-- begin WORKING DATA --
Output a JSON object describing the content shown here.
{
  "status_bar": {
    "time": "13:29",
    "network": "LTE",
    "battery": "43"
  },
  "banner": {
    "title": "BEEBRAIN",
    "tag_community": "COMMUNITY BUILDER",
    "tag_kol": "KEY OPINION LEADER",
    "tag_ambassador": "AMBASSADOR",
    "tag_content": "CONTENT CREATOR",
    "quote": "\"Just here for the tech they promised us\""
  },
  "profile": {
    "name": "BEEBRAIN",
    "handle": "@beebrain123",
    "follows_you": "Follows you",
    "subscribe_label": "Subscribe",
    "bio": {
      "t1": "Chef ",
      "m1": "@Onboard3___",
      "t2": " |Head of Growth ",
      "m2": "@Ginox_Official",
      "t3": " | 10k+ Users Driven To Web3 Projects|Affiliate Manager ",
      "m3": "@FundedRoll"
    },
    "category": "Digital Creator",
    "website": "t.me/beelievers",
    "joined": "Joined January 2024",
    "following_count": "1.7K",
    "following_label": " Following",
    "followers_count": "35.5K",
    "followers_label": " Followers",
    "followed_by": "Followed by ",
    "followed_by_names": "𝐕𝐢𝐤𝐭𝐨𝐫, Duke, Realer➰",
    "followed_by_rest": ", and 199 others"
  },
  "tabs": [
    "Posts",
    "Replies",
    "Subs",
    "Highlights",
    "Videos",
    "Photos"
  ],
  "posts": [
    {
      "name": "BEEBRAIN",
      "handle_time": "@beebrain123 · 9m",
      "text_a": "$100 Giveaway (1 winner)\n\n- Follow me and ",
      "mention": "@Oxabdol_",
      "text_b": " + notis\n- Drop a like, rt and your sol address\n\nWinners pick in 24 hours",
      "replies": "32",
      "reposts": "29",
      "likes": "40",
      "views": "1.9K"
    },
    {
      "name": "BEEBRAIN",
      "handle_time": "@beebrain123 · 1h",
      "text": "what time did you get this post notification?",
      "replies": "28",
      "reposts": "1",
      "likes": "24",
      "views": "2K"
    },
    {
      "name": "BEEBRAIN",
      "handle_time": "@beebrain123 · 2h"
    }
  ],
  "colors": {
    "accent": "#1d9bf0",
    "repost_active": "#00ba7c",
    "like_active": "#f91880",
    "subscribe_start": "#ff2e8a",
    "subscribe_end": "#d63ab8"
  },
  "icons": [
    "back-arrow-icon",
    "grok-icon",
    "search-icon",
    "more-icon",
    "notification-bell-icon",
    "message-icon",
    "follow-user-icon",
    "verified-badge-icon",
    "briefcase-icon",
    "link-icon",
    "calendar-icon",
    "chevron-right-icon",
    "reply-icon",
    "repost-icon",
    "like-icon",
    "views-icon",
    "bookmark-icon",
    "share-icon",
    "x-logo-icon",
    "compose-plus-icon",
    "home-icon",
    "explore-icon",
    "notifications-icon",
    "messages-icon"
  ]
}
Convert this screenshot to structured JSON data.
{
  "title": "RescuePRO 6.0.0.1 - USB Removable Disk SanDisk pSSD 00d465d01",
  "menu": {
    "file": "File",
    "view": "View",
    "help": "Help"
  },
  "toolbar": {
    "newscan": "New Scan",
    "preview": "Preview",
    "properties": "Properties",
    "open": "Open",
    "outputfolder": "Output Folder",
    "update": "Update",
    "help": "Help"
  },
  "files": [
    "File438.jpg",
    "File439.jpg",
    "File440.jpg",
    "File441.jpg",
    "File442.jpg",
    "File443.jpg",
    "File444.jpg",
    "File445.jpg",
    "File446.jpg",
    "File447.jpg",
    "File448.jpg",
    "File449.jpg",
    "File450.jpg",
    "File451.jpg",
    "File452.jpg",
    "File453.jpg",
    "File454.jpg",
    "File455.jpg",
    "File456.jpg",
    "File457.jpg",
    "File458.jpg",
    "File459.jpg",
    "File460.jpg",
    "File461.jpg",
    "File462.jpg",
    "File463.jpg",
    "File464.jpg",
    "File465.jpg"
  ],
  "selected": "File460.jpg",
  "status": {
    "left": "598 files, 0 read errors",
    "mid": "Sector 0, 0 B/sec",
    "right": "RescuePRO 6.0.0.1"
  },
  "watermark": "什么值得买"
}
-- end WORKING DATA --
• **PROBLEM STATEMENT**
Repeat every entry exactly as written above.

• **SOLUTION TO THE EXERCISE**
Output a JSON object describing the content shown here.
{
  "status_bar": {
    "time": "13:29",
    "network": "LTE",
    "battery": "43"
  },
  "banner": {
    "title": "BEEBRAIN",
    "tag_community": "COMMUNITY BUILDER",
    "tag_kol": "KEY OPINION LEADER",
    "tag_ambassador": "AMBASSADOR",
    "tag_content": "CONTENT CREATOR",
    "quote": "\"Just here for the tech they promised us\""
  },
  "profile": {
    "name": "BEEBRAIN",
    "handle": "@beebrain123",
    "follows_you": "Follows you",
    "subscribe_label": "Subscribe",
    "bio": {
      "t1": "Chef ",
      "m1": "@Onboard3___",
      "t2": " |Head of Growth ",
      "m2": "@Ginox_Official",
      "t3": " | 10k+ Users Driven To Web3 Projects|Affiliate Manager ",
      "m3": "@FundedRoll"
    },
    "category": "Digital Creator",
    "website": "t.me/beelievers",
    "joined": "Joined January 2024",
    "following_count": "1.7K",
    "following_label": " Following",
    "followers_count": "35.5K",
    "followers_label": " Followers",
    "followed_by": "Followed by ",
    "followed_by_names": "𝐕𝐢𝐤𝐭𝐨𝐫, Duke, Realer➰",
    "followed_by_rest": ", and 199 others"
  },
  "tabs": [
    "Posts",
    "Replies",
    "Subs",
    "Highlights",
    "Videos",
    "Photos"
  ],
  "posts": [
    {
      "name": "BEEBRAIN",
      "handle_time": "@beebrain123 · 9m",
      "text_a": "$100 Giveaway (1 winner)\n\n- Follow me and ",
      "mention": "@Oxabdol_",
      "text_b": " + notis\n- Drop a like, rt and your sol address\n\nWinners pick in 24 hours",
      "replies": "32",
      "reposts": "29",
      "likes": "40",
      "views": "1.9K"
    },
    {
      "name": "BEEBRAIN",
      "handle_time": "@beebrain123 · 1h",
      "text": "what time did you get this post notification?",
      "replies": "28",
      "reposts": "1",
      "likes": "24",
      "views": "2K"
    },
    {
      "name": "BEEBRAIN",
      "handle_time": "@beebrain123 · 2h"
    }
  ],
  "colors": {
    "accent": "#1d9bf0",
    "repost_active": "#00ba7c",
    "like_active": "#f91880",
    "subscribe_start": "#ff2e8a",
    "subscribe_end": "#d63ab8"
  },
  "icons": [
    "back-arrow-icon",
    "grok-icon",
    "search-icon",
    "more-icon",
    "notification-bell-icon",
    "message-icon",
    "follow-user-icon",
    "verified-badge-icon",
    "briefcase-icon",
    "link-icon",
    "calendar-icon",
    "chevron-right-icon",
    "reply-icon",
    "repost-icon",
    "like-icon",
    "views-icon",
    "bookmark-icon",
    "share-icon",
    "x-logo-icon",
    "compose-plus-icon",
    "home-icon",
    "explore-icon",
    "notifications-icon",
    "messages-icon"
  ]
}
Convert this screenshot to structured JSON data.
{
  "title": "RescuePRO 6.0.0.1 - USB Removable Disk SanDisk pSSD 00d465d01",
  "menu": {
    "file": "File",
    "view": "View",
    "help": "Help"
  },
  "toolbar": {
    "newscan": "New Scan",
    "preview": "Preview",
    "properties": "Properties",
    "open": "Open",
    "outputfolder": "Output Folder",
    "update": "Update",
    "help": "Help"
  },
  "files": [
    "File438.jpg",
    "File439.jpg",
    "File440.jpg",
    "File441.jpg",
    "File442.jpg",
    "File443.jpg",
    "File444.jpg",
    "File445.jpg",
    "File446.jpg",
    "File447.jpg",
    "File448.jpg",
    "File449.jpg",
    "File450.jpg",
    "File451.jpg",
    "File452.jpg",
    "File453.jpg",
    "File454.jpg",
    "File455.jpg",
    "File456.jpg",
    "File457.jpg",
    "File458.jpg",
    "File459.jpg",
    "File460.jpg",
    "File461.jpg",
    "File462.jpg",
    "File463.jpg",
    "File464.jpg",
    "File465.jpg"
  ],
  "selected": "File460.jpg",
  "status": {
    "left": "598 files, 0 read errors",
    "mid": "Sector 0, 0 B/sec",
    "right": "RescuePRO 6.0.0.1"
  },
  "watermark": "什么值得买"
}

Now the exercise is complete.